* [EXERCISE INSTRUCTIONS]: Find each line with "oleh" and copy it.

(Data excerpts)
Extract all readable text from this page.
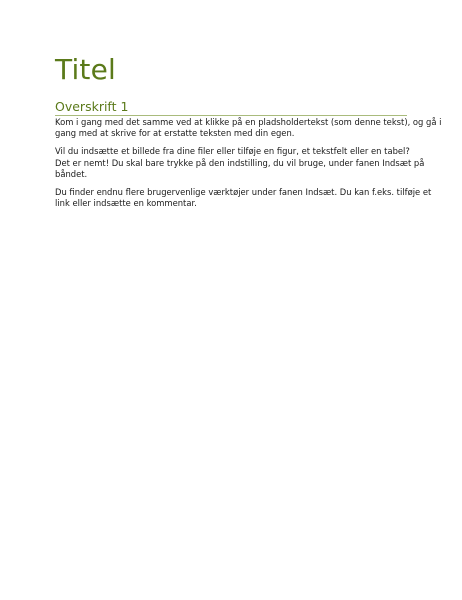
Titel
Overskrift 1

Kom i gang med det samme ved at klikke på en pladsholdertekst (som denne tekst), og gå i
gang med at skrive for at erstatte teksten med din egen.

Vil du indsætte et billede fra dine filer eller tilføje en figur, et tekstfelt eller en tabel?
Det er nemt! Du skal bare trykke på den indstilling, du vil bruge, under fanen Indsæt på
båndet.

Du finder endnu flere brugervenlige værktøjer under fanen Indsæt. Du kan f.eks. tilføje et
link eller indsætte en kommentar.
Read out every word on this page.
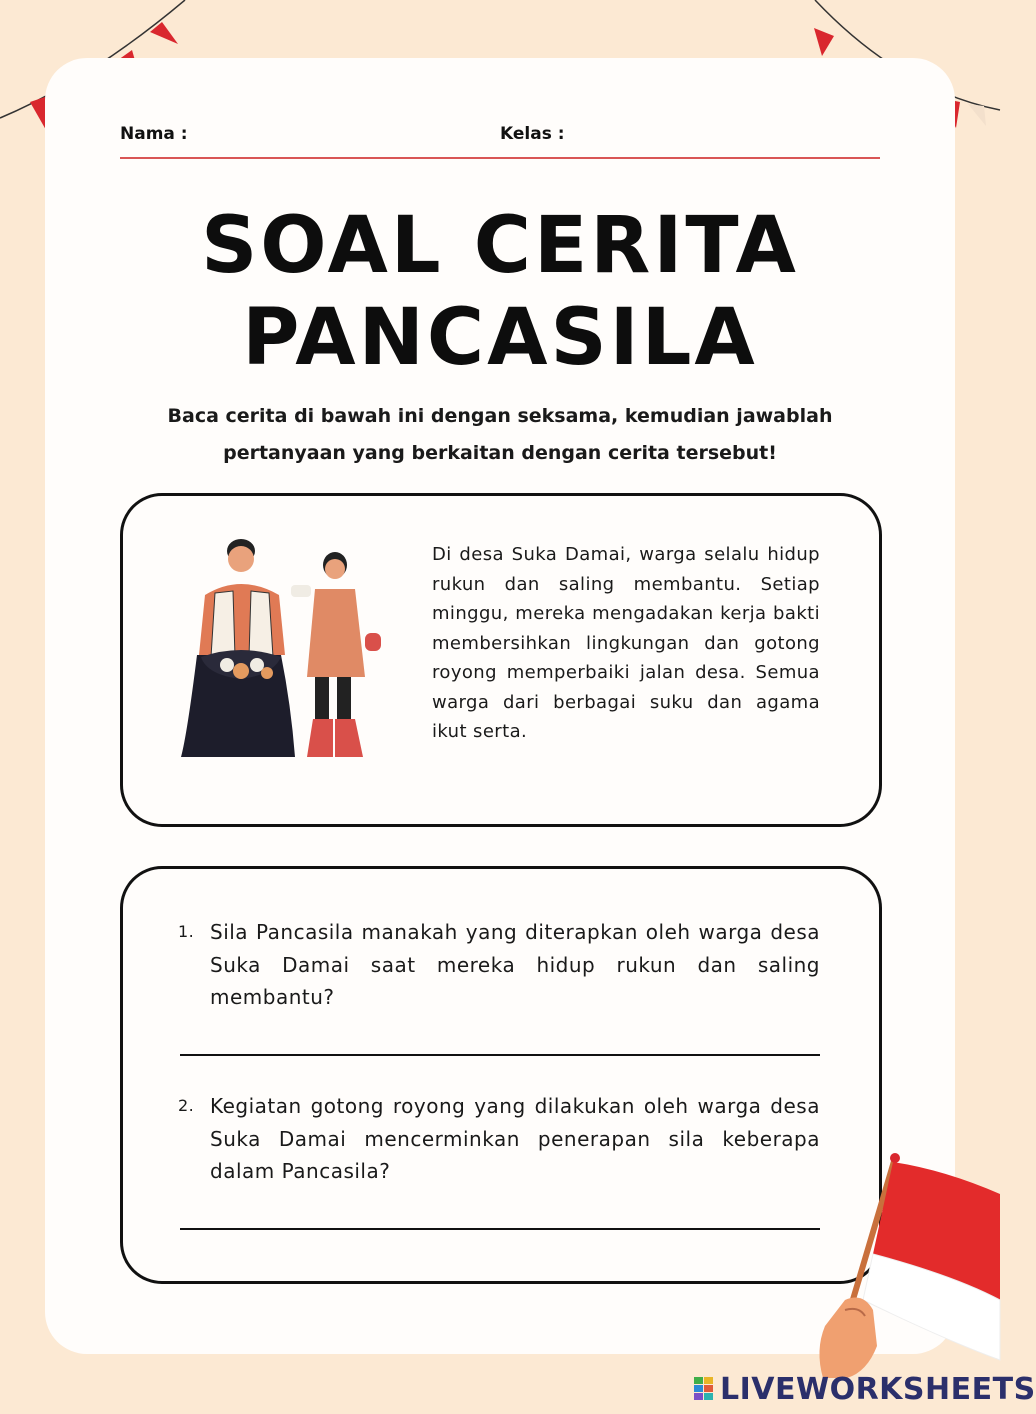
Nama :	Kelas :
SOAL CERITA
PANCASILA
Baca cerita di bawah ini dengan seksama, kemudian jawablah
pertanyaan yang berkaitan dengan cerita tersebut!
Di desa Suka Damai, warga selalu hidup rukun dan saling membantu. Setiap minggu, mereka mengadakan kerja bakti membersihkan lingkungan dan gotong royong memperbaiki jalan desa. Semua warga dari berbagai suku dan agama ikut serta.
1. Sila Pancasila manakah yang diterapkan oleh warga desa Suka Damai saat mereka hidup rukun dan saling membantu?
2. Kegiatan gotong royong yang dilakukan oleh warga desa Suka Damai mencerminkan penerapan sila keberapa dalam Pancasila?
LIVEWORKSHEETS
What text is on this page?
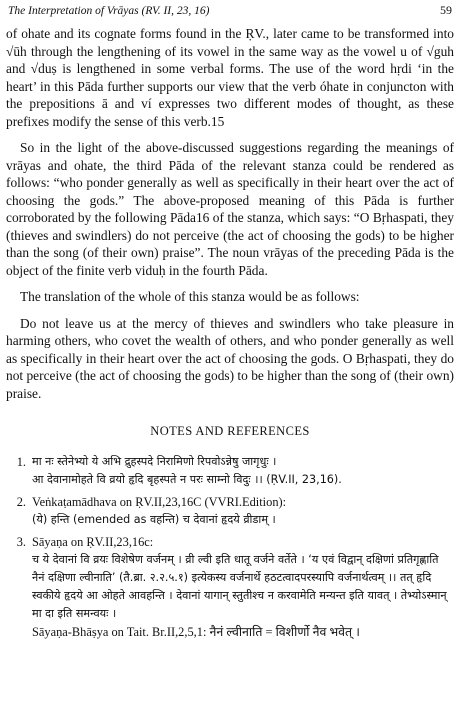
The Interpretation of Vrāyas (RV. II, 23, 16)	59

of ohate and its cognate forms found in the ṚV., later came to be transformed into √ūh through the lengthening of its vowel in the same way as the vowel u of √guh and √duṣ is lengthened in some verbal forms. The use of the word hṛdi ‘in the heart’ in this Pāda further supports our view that the verb óhate in conjuncton with the prepositions ā and ví expresses two different modes of thought, as these prefixes modify the sense of this verb.15

So in the light of the above-discussed suggestions regarding the meanings of vrāyas and ohate, the third Pāda of the relevant stanza could be rendered as follows: “who ponder generally as well as specifically in their heart over the act of choosing the gods.” The above-proposed meaning of this Pāda is further corroborated by the following Pāda16 of the stanza, which says: “O Bṛhaspati, they (thieves and swindlers) do not perceive (the act of choosing the gods) to be higher than the song (of their own) praise”. The noun vrāyas of the preceding Pāda is the object of the finite verb viduḥ in the fourth Pāda.

The translation of the whole of this stanza would be as follows:

Do not leave us at the mercy of thieves and swindlers who take pleasure in harming others, who covet the wealth of others, and who ponder generally as well as specifically in their heart over the act of choosing the gods. O Bṛhaspati, they do not perceive (the act of choosing the gods) to be higher than the song of (their own) praise.

NOTES AND REFERENCES
1. मा नः स्तेनेभ्यो ये अभि द्रुहस्पदे निरामिणो रिपवोऽन्नेषु जागृधुः ।
आ देवानामोहते वि व्रयो हृदि बृहस्पते न परः साम्नो विदुः ।। (ṚV.II, 23,16).
2. Veṅkaṭamādhava on ṚV.II,23,16C (VVRI.Edition):
(ये) हन्ति (emended as वहन्ति) च देवानां हृदये व्रीडाम् ।
3. Sāyaṇa on ṚV.II,23,16c:
च ये देवानां वि व्रयः विशेषेण वर्जनम् । व्री ल्वी इति धातू वर्जने वर्तेते । ‘य एवं विद्वान् दक्षिणां प्रतिगृह्णाति नैनं दक्षिणा ल्वीनाति’ (तै.ब्रा. २.२.५.१) इत्येकस्य वर्जनार्थे हठटत्वादपरस्यापि वर्जनार्थत्वम् ।। तत् हृदि स्वकीये हृदये आ ओहते आवहन्ति । देवानां यागान् स्तुतीश्च न करवामेति मन्यन्त इति यावत् । तेभ्योऽस्मान् मा दा इति समन्वयः ।
Sāyaṇa-Bhāṣya on Tait. Br.II,2,5,1: नैनं ल्वीनाति = विशीर्णो नैव भवेत् ।
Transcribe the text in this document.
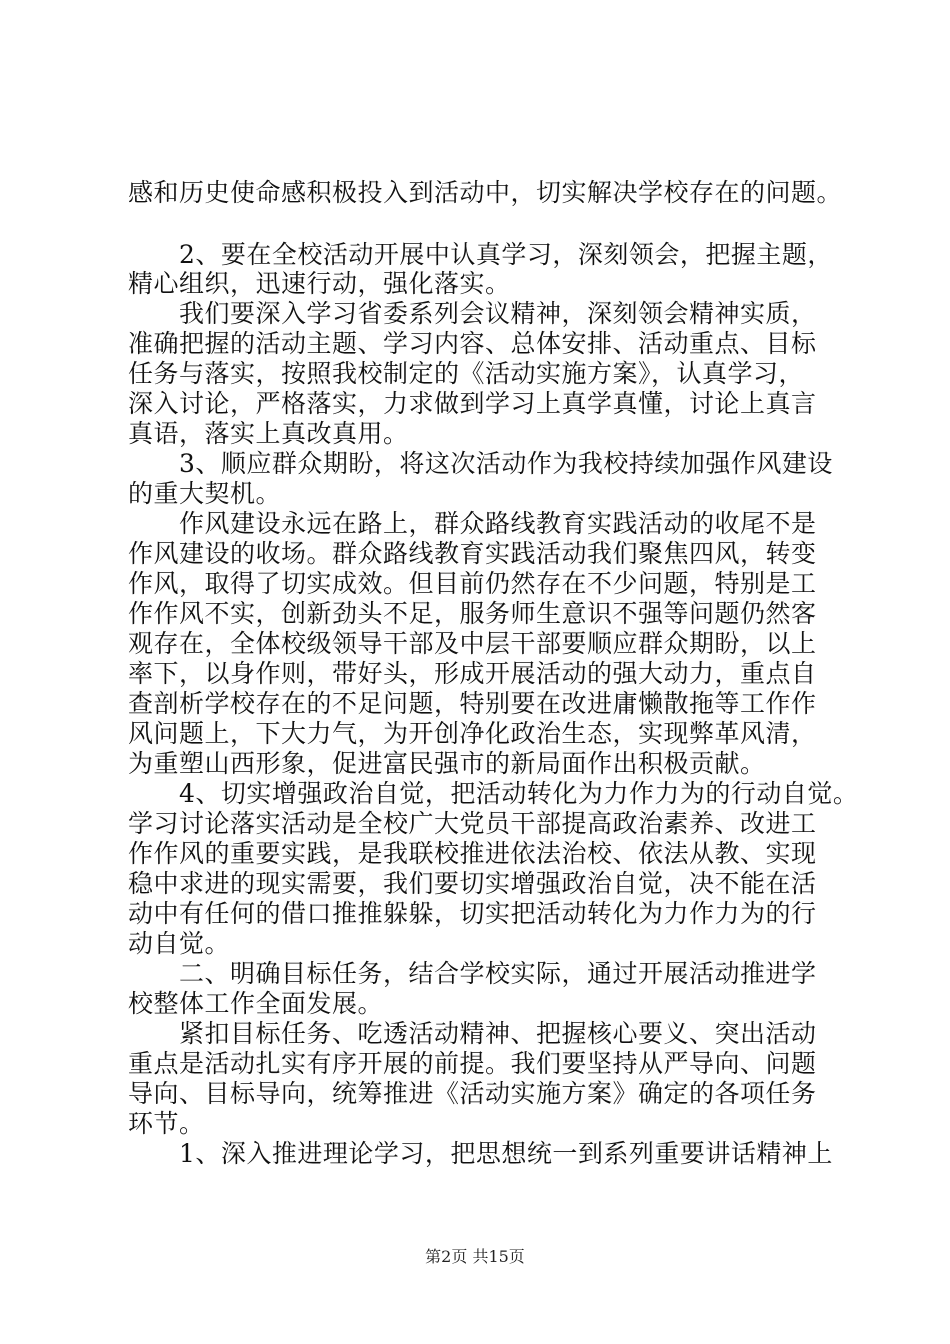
感和历史使命感积极投入到活动中，切实解决学校存在的问题。
　　2、要在全校活动开展中认真学习，深刻领会，把握主题，
精心组织，迅速行动，强化落实。
　　我们要深入学习省委系列会议精神，深刻领会精神实质，
准确把握的活动主题、学习内容、总体安排、活动重点、目标
任务与落实，按照我校制定的《活动实施方案》，认真学习，
深入讨论，严格落实，力求做到学习上真学真懂，讨论上真言
真语，落实上真改真用。
　　3、顺应群众期盼，将这次活动作为我校持续加强作风建设
的重大契机。
　　作风建设永远在路上，群众路线教育实践活动的收尾不是
作风建设的收场。群众路线教育实践活动我们聚焦四风，转变
作风，取得了切实成效。但目前仍然存在不少问题，特别是工
作作风不实，创新劲头不足，服务师生意识不强等问题仍然客
观存在，全体校级领导干部及中层干部要顺应群众期盼，以上
率下，以身作则，带好头，形成开展活动的强大动力，重点自
查剖析学校存在的不足问题，特别要在改进庸懒散拖等工作作
风问题上，下大力气，为开创净化政治生态，实现弊革风清，
为重塑山西形象，促进富民强市的新局面作出积极贡献。
　　4、切实增强政治自觉，把活动转化为力作力为的行动自觉。
学习讨论落实活动是全校广大党员干部提高政治素养、改进工
作作风的重要实践，是我联校推进依法治校、依法从教、实现
稳中求进的现实需要，我们要切实增强政治自觉，决不能在活
动中有任何的借口推推躲躲，切实把活动转化为力作力为的行
动自觉。
　　二、明确目标任务，结合学校实际，通过开展活动推进学
校整体工作全面发展。
　　紧扣目标任务、吃透活动精神、把握核心要义、突出活动
重点是活动扎实有序开展的前提。我们要坚持从严导向、问题
导向、目标导向，统筹推进《活动实施方案》确定的各项任务
环节。
　　1、深入推进理论学习，把思想统一到系列重要讲话精神上
第2页 共15页
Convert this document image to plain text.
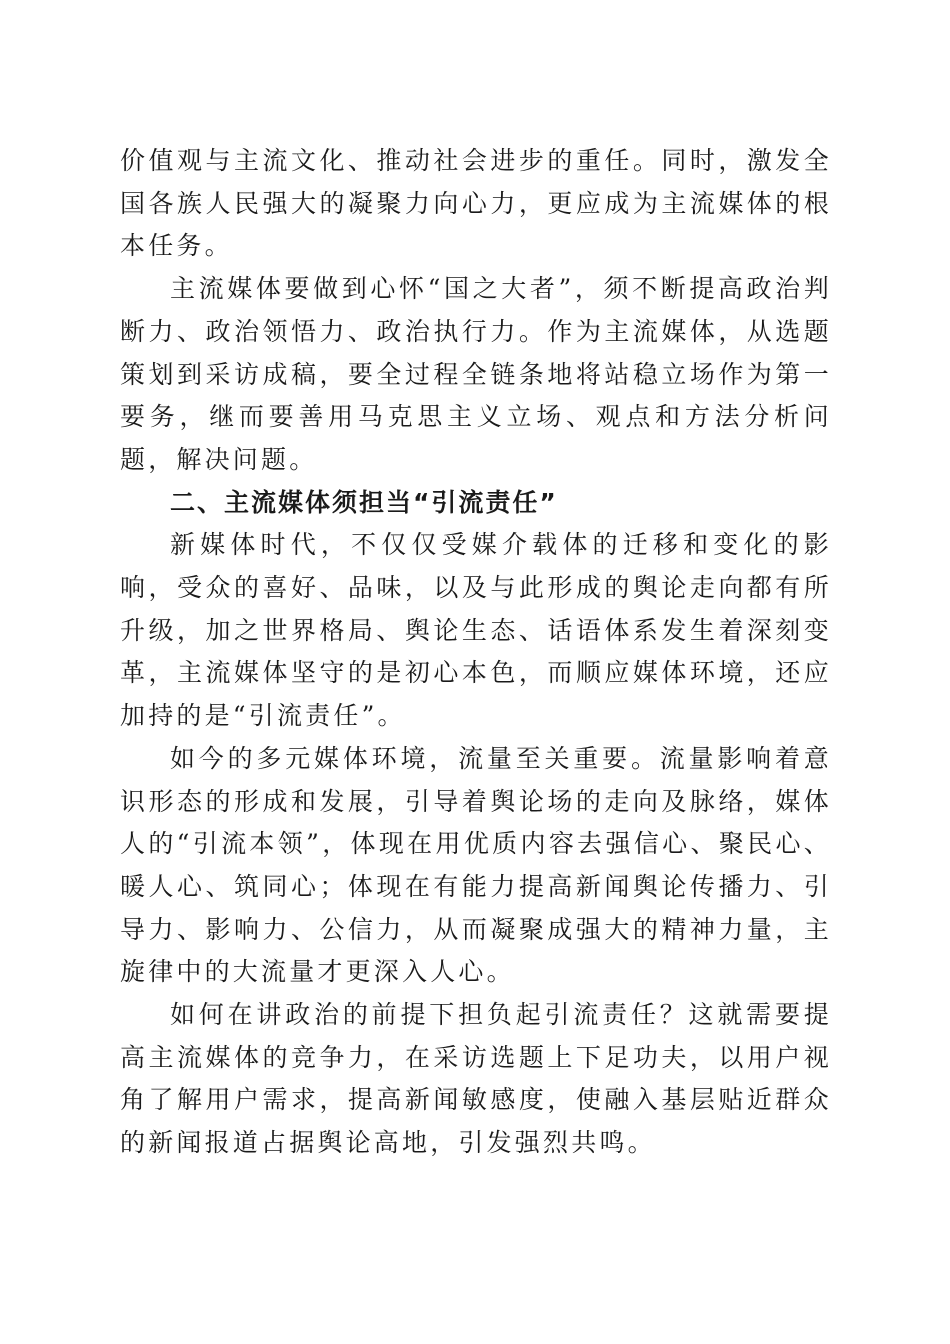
价值观与主流文化、推动社会进步的重任。同时，激发全国各族人民强大的凝聚力向心力，更应成为主流媒体的根本任务。

主流媒体要做到心怀“国之大者”，须不断提高政治判断力、政治领悟力、政治执行力。作为主流媒体，从选题策划到采访成稿，要全过程全链条地将站稳立场作为第一要务，继而要善用马克思主义立场、观点和方法分析问题，解决问题。

二、主流媒体须担当“引流责任”

新媒体时代，不仅仅受媒介载体的迁移和变化的影响，受众的喜好、品味，以及与此形成的舆论走向都有所升级，加之世界格局、舆论生态、话语体系发生着深刻变革，主流媒体坚守的是初心本色，而顺应媒体环境，还应加持的是“引流责任”。

如今的多元媒体环境，流量至关重要。流量影响着意识形态的形成和发展，引导着舆论场的走向及脉络，媒体人的“引流本领”，体现在用优质内容去强信心、聚民心、暖人心、筑同心；体现在有能力提高新闻舆论传播力、引导力、影响力、公信力，从而凝聚成强大的精神力量，主旋律中的大流量才更深入人心。

如何在讲政治的前提下担负起引流责任？这就需要提高主流媒体的竞争力，在采访选题上下足功夫，以用户视角了解用户需求，提高新闻敏感度，使融入基层贴近群众的新闻报道占据舆论高地，引发强烈共鸣。
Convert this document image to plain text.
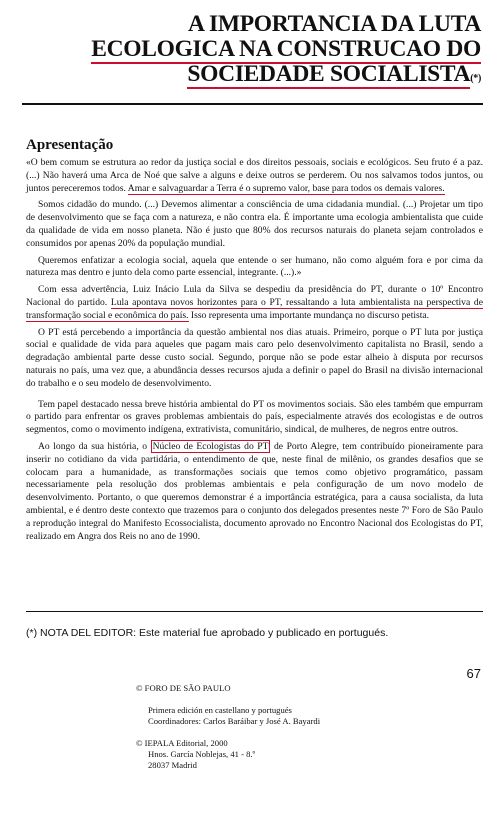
A IMPORTANCIA DA LUTA
ECOLOGICA NA CONSTRUCAO DO
SOCIEDADE SOCIALISTA(*)
Apresentação

«O bem comum se estrutura ao redor da justiça social e dos direitos pessoais, sociais e ecológicos. Seu fruto é a paz. (...) Não haverá uma Arca de Noé que salve a alguns e deixe outros se perderem. Ou nos salvamos todos juntos, ou juntos pereceremos todos. Amar e salvaguardar a Terra é o supremo valor, base para todos os demais valores.

Somos cidadão do mundo. (...) Devemos alimentar a consciência de uma cidadania mundial. (...) Projetar um tipo de desenvolvimento que se faça com a natureza, e não contra ela. É importante uma ecologia ambientalista que cuide da qualidade de vida em nosso planeta. Não é justo que 80% dos recursos naturais do planeta sejam controlados e consumidos por apenas 20% da população mundial.

Queremos enfatizar a ecologia social, aquela que entende o ser humano, não como alguém fora e por cima da natureza mas dentro e junto dela como parte essencial, integrante. (...).»

Com essa advertência, Luiz Inácio Lula da Silva se despediu da presidência do PT, durante o 10º Encontro Nacional do partido. Lula apontava novos horizontes para o PT, ressaltando a luta ambientalista na perspectiva de transformação social e econômica do país. Isso representa uma importante mundança no discurso petista.

O PT está percebendo a importância da questão ambiental nos dias atuais. Primeiro, porque o PT luta por justiça social e qualidade de vida para aqueles que pagam mais caro pelo desenvolvimento capitalista no Brasil, sendo a degradação ambiental parte desse custo social. Segundo, porque não se pode estar alheio à disputa por recursos naturais no país, uma vez que, a abundância desses recursos ajuda a definir o papel do Brasil na divisão internacional do trabalho e o seu modelo de desenvolvimento.

Tem papel destacado nessa breve história ambiental do PT os movimentos sociais. São eles também que empurram o partido para enfrentar os graves problemas ambientais do país, especialmente através dos ecologistas e de outros segmentos, como o movimento indígena, extrativista, comunitário, sindical, de mulheres, de negros entre outros.

Ao longo da sua história, o Núcleo de Ecologistas do PT de Porto Alegre, tem contribuído pioneiramente para inserir no cotidiano da vida partidária, o entendimento de que, neste final de milênio, os grandes desafios que se colocam para a humanidade, as transformações sociais que temos como objetivo programático, passam necessariamente pela resolução dos problemas ambientais e pela configuração de um novo modelo de desenvolvimento. Portanto, o que queremos demonstrar é a importância estratégica, para a causa socialista, da luta ambiental, e é dentro deste contexto que trazemos para o conjunto dos delegados presentes neste 7º Foro de São Paulo a reprodução integral do Manifesto Ecossocialista, documento aprovado no Encontro Nacional dos Ecologistas do PT, realizado em Angra dos Reis no ano de 1990.

(*) NOTA DEL EDITOR: Este material fue aprobado y publicado en portugués.
67
© FORO DE SÃO PAULO
Primera edición en castellano y portugués
Coordinadores: Carlos Baráibar y José A. Bayardi
© IEPALA Editorial, 2000
Hnos. García Noblejas, 41 - 8.º
28037 Madrid
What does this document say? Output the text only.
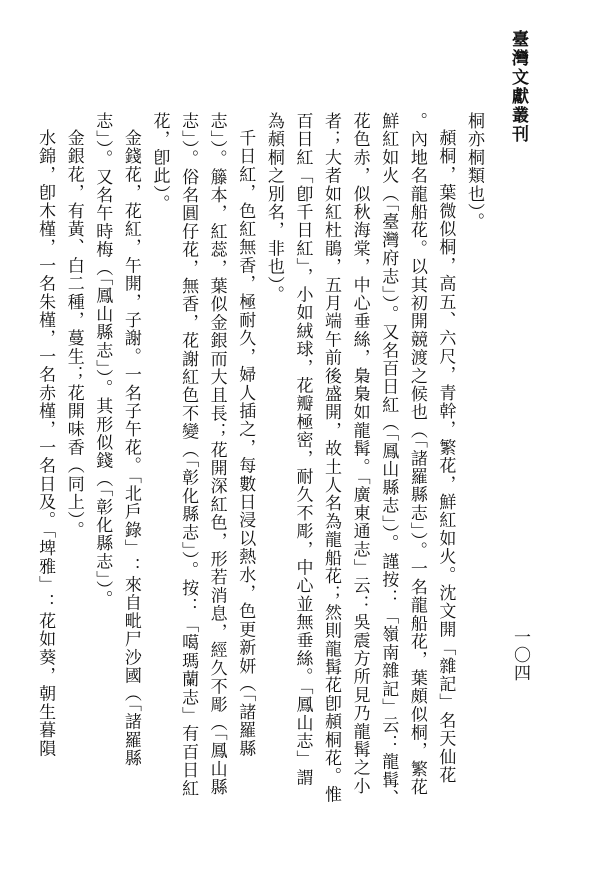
臺灣文獻叢刊
一〇四
桐亦桐類也）。
頳桐，葉微似桐，高五、六尺，青幹，繁花，鮮紅如火。沈文開「雜記」名天仙花
。內地名龍船花。以其初開競渡之候也（「諸羅縣志」）。一名龍船花，葉頗似桐，繁花
鮮紅如火（「臺灣府志」）。又名百日紅（「鳳山縣志」）。謹按：「嶺南雜記」云：龍髯、
花色赤，似秋海棠，中心垂絲，梟梟如龍髯。「廣東通志」云：吳震方所見乃龍髯之小
者；大者如紅杜鵑，五月端午前後盛開，故土人名為龍船花；然則龍髯花卽頳桐花。惟
百日紅「卽千日紅」，小如絨球，花瓣極密，耐久不彫，中心並無垂絲。「鳳山志」謂
為頳桐之別名，非也）。
千日紅，色紅無香，極耐久，婦人插之，每數日浸以熱水，色更新妍（「諸羅縣
志」）。籐本，紅蕊，葉似金銀而大且長；花開深紅色，形若消息，經久不彫（「鳳山縣
志」）。俗名圓仔花，無香，花謝紅色不變（「彰化縣志」）。按：「噶瑪蘭志」有百日紅
花，卽此）。
金錢花，花紅，午開，子謝。一名子午花。「北戶錄」：來自毗尸沙國（「諸羅縣
志」）。又名午時梅（「鳳山縣志」）。其形似錢（「彰化縣志」）。
金銀花，有黃、白二種，蔓生；花開味香（同上）。
水錦，卽木槿，一名朱槿，一名赤槿，一名日及。「埤雅」：花如葵，朝生暮隕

* [CORRECT OUTPUT]:
1. Sila Pancasila manakah yang diterapkan oleh warga desa Suka Damai saat mereka hidup rukun dan saling membantu?
2. Kegiatan gotong royong yang dilakukan oleh warga desa Suka Damai mencerminkan penerapan sila keberapa dalam Pancasila?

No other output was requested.